◆ **Exercise goal**
All that is required is the number of lines in this listing that hold "percent".

◆ **Data to process**

= Beginning of Section =

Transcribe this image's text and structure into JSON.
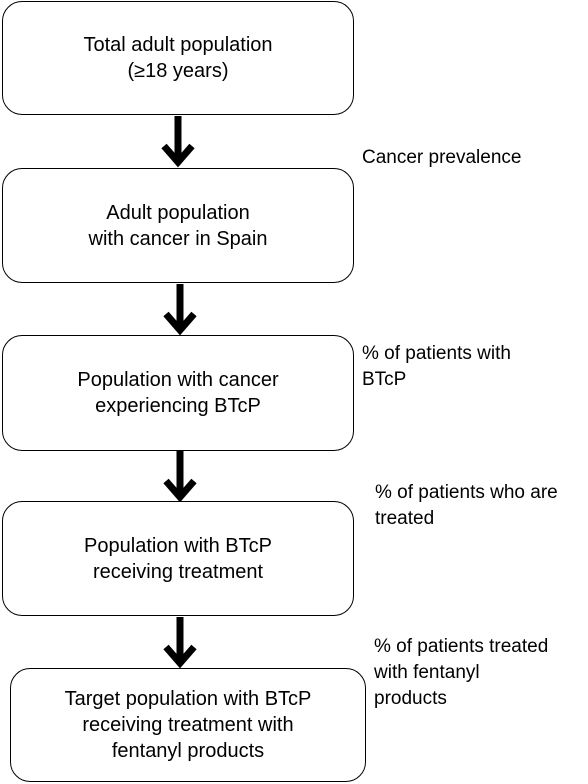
{
  "diagram": {
    "boxes": [
      {
        "id": "total-adult-population",
        "text": "Total adult population\n(≥18 years)"
      },
      {
        "id": "adult-population-with-cancer",
        "text": "Adult population\nwith cancer in Spain"
      },
      {
        "id": "population-experiencing-btcp",
        "text": "Population with cancer\nexperiencing BTcP"
      },
      {
        "id": "population-receiving-treatment",
        "text": "Population with BTcP\nreceiving treatment"
      },
      {
        "id": "target-population",
        "text": "Target population with BTcP\nreceiving treatment with\nfentanyl products"
      }
    ],
    "step_labels": [
      {
        "id": "cancer-prevalence",
        "text": "Cancer prevalence"
      },
      {
        "id": "percent-patients-with-btcp",
        "text": "% of patients with\nBTcP"
      },
      {
        "id": "percent-patients-treated",
        "text": "% of patients who are\ntreated"
      },
      {
        "id": "percent-patients-fentanyl",
        "text": "% of patients treated\nwith fentanyl\nproducts"
      }
    ],
    "colors": {
      "stroke": "#000000",
      "background": "#ffffff"
    }
  }
}
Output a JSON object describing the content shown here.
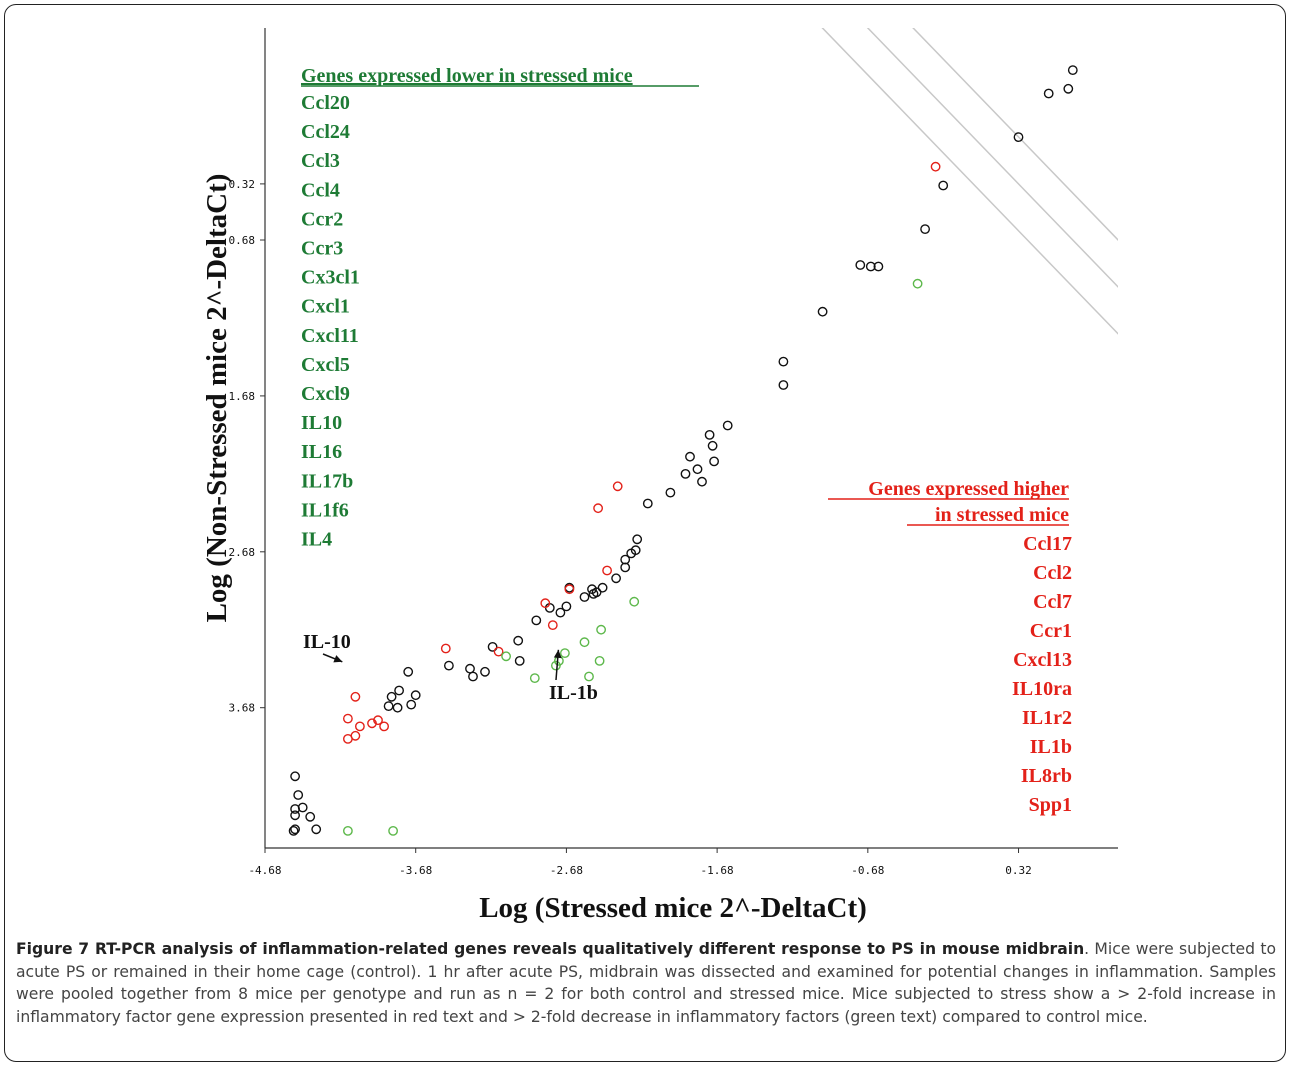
{
  "chart_data": {
    "type": "scatter",
    "xlabel": "Log (Stressed mice 2^-DeltaCt)",
    "ylabel": "Log (Non-Stressed mice 2^-DeltaCt)",
    "xticks": [
      "-4.68",
      "-3.68",
      "-2.68",
      "-1.68",
      "-0.68",
      "0.32"
    ],
    "yticks": [
      "0.32",
      "0.68",
      "1.68",
      "2.68",
      "3.68"
    ],
    "xlim": [
      -4.68,
      0.98
    ],
    "ylim": [
      4.58,
      -0.68
    ],
    "grid": false,
    "diagonal_lines": true,
    "green_list_title": "Genes expressed lower in stressed mice",
    "green_genes": [
      "Ccl20",
      "Ccl24",
      "Ccl3",
      "Ccl4",
      "Ccr2",
      "Ccr3",
      "Cx3cl1",
      "Cxcl1",
      "Cxcl11",
      "Cxcl5",
      "Cxcl9",
      "IL10",
      "IL16",
      "IL17b",
      "IL1f6",
      "IL4"
    ],
    "red_list_title_line1": "Genes expressed higher",
    "red_list_title_line2": "in stressed mice",
    "red_genes": [
      "Ccl17",
      "Ccl2",
      "Ccl7",
      "Ccr1",
      "Cxcl13",
      "IL10ra",
      "IL1r2",
      "IL1b",
      "IL8rb",
      "Spp1"
    ],
    "annotations": [
      {
        "label": "IL-10",
        "point": [
          -4.13,
          3.4
        ]
      },
      {
        "label": "IL-1b",
        "point": [
          -2.73,
          3.27
        ]
      }
    ],
    "series": [
      {
        "color": "#111111",
        "points": [
          [
            0.68,
            -0.41
          ],
          [
            0.52,
            -0.26
          ],
          [
            0.65,
            -0.29
          ],
          [
            0.32,
            0.02
          ],
          [
            -0.18,
            0.33
          ],
          [
            -0.3,
            0.61
          ],
          [
            -0.61,
            0.85
          ],
          [
            -0.66,
            0.85
          ],
          [
            -0.73,
            0.84
          ],
          [
            -0.98,
            1.14
          ],
          [
            -1.24,
            1.46
          ],
          [
            -1.24,
            1.61
          ],
          [
            -1.61,
            1.87
          ],
          [
            -1.73,
            1.93
          ],
          [
            -1.71,
            2.0
          ],
          [
            -1.7,
            2.1
          ],
          [
            -1.81,
            2.15
          ],
          [
            -1.86,
            2.07
          ],
          [
            -1.89,
            2.18
          ],
          [
            -1.78,
            2.23
          ],
          [
            -1.99,
            2.3
          ],
          [
            -2.14,
            2.37
          ],
          [
            -2.21,
            2.6
          ],
          [
            -2.22,
            2.67
          ],
          [
            -2.25,
            2.69
          ],
          [
            -2.29,
            2.73
          ],
          [
            -2.29,
            2.78
          ],
          [
            -2.35,
            2.85
          ],
          [
            -2.44,
            2.91
          ],
          [
            -2.48,
            2.94
          ],
          [
            -2.51,
            2.92
          ],
          [
            -2.56,
            2.97
          ],
          [
            -2.5,
            2.95
          ],
          [
            -2.66,
            2.91
          ],
          [
            -2.68,
            3.03
          ],
          [
            -2.79,
            3.04
          ],
          [
            -2.72,
            3.07
          ],
          [
            -2.88,
            3.12
          ],
          [
            -2.99,
            3.38
          ],
          [
            -3.0,
            3.25
          ],
          [
            -3.17,
            3.29
          ],
          [
            -3.22,
            3.45
          ],
          [
            -3.3,
            3.48
          ],
          [
            -3.32,
            3.43
          ],
          [
            -3.46,
            3.41
          ],
          [
            -3.86,
            3.67
          ],
          [
            -3.8,
            3.68
          ],
          [
            -3.71,
            3.66
          ],
          [
            -3.68,
            3.6
          ],
          [
            -3.79,
            3.57
          ],
          [
            -3.84,
            3.61
          ],
          [
            -3.73,
            3.45
          ],
          [
            -4.48,
            4.12
          ],
          [
            -4.46,
            4.24
          ],
          [
            -4.43,
            4.32
          ],
          [
            -4.38,
            4.38
          ],
          [
            -4.34,
            4.46
          ],
          [
            -4.48,
            4.33
          ],
          [
            -4.48,
            4.37
          ],
          [
            -4.48,
            4.46
          ],
          [
            -4.49,
            4.47
          ]
        ]
      },
      {
        "color": "#e32119",
        "points": [
          [
            -0.23,
            0.21
          ],
          [
            -2.47,
            2.4
          ],
          [
            -2.34,
            2.26
          ],
          [
            -2.41,
            2.8
          ],
          [
            -2.66,
            2.92
          ],
          [
            -2.77,
            3.15
          ],
          [
            -2.82,
            3.01
          ],
          [
            -3.13,
            3.32
          ],
          [
            -3.48,
            3.3
          ],
          [
            -4.13,
            3.75
          ],
          [
            -4.08,
            3.61
          ],
          [
            -4.08,
            3.86
          ],
          [
            -3.89,
            3.8
          ],
          [
            -3.93,
            3.76
          ],
          [
            -3.97,
            3.78
          ],
          [
            -4.05,
            3.8
          ],
          [
            -4.13,
            3.88
          ]
        ]
      },
      {
        "color": "#5db84b",
        "points": [
          [
            -0.35,
            0.96
          ],
          [
            -2.23,
            3.0
          ],
          [
            -2.45,
            3.18
          ],
          [
            -2.56,
            3.26
          ],
          [
            -2.46,
            3.38
          ],
          [
            -2.53,
            3.48
          ],
          [
            -2.69,
            3.33
          ],
          [
            -2.73,
            3.38
          ],
          [
            -2.75,
            3.41
          ],
          [
            -2.89,
            3.49
          ],
          [
            -3.08,
            3.35
          ],
          [
            -4.13,
            4.47
          ],
          [
            -3.83,
            4.47
          ]
        ]
      }
    ]
  },
  "caption": {
    "figure_label": "Figure 7 RT-PCR analysis of inflammation-related genes reveals qualitatively different response to PS in mouse midbrain",
    "text": ". Mice were subjected to acute PS or remained in their home cage (control). 1 hr after acute PS, midbrain was dissected and examined for potential changes in inflammation. Samples were pooled together from 8 mice per genotype and run as n = 2 for both control and stressed mice. Mice subjected to stress show a > 2-fold increase in inflammatory factor gene expression presented in red text and > 2-fold decrease in inflammatory factors (green text) compared to control mice."
  }
}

= End of Section =

◆ **Expected answer**
3